* [Request]
Copy every line with the string "JSON" in it.

☆ ☆ ☆ ☆ ☆ ☆ ☆

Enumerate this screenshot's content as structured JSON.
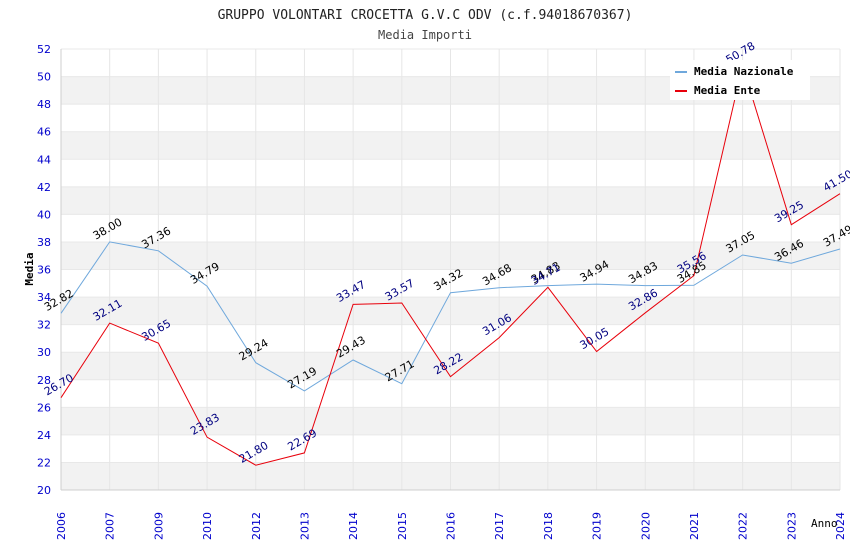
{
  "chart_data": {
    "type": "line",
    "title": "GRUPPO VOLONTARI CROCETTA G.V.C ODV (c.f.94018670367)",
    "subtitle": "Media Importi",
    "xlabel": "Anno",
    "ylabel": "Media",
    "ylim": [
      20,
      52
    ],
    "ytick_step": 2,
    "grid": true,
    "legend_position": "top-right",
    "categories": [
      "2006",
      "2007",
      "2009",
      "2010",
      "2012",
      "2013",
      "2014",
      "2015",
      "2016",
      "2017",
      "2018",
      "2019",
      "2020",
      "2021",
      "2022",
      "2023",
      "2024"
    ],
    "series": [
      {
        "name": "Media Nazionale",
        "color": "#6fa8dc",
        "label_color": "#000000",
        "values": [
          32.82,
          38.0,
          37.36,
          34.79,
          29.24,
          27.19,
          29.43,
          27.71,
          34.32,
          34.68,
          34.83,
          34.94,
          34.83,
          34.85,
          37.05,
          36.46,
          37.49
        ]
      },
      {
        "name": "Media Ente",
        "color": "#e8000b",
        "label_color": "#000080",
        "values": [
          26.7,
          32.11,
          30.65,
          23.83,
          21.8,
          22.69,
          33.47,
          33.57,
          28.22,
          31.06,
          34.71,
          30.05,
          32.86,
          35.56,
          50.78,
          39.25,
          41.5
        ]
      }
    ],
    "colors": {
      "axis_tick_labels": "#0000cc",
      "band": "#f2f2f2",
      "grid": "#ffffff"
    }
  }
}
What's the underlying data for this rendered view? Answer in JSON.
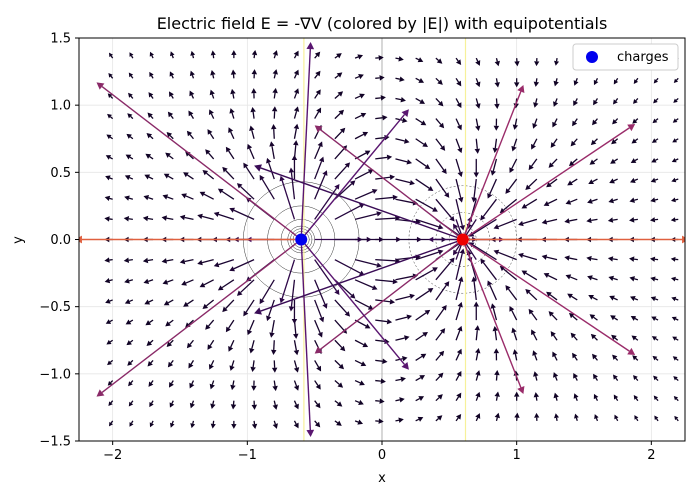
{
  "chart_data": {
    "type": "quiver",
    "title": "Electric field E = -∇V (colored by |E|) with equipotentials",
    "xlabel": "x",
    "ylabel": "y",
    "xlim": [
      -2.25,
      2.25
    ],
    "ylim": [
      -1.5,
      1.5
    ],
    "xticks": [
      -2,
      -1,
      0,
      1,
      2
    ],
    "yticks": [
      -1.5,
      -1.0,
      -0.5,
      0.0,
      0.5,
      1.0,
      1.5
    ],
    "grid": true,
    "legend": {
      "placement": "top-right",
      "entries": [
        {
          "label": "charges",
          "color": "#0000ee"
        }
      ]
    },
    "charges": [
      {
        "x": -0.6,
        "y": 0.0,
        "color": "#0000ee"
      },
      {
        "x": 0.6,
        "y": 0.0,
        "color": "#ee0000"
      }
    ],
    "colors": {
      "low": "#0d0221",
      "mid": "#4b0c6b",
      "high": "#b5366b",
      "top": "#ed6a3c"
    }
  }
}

☆ ☆ ☆ ☆ ☆ ☆ ☆

* [Result for this exercise]
Enumerate this screenshot's content as structured JSON.
What's the underlying data for this rendered view? Answer in JSON.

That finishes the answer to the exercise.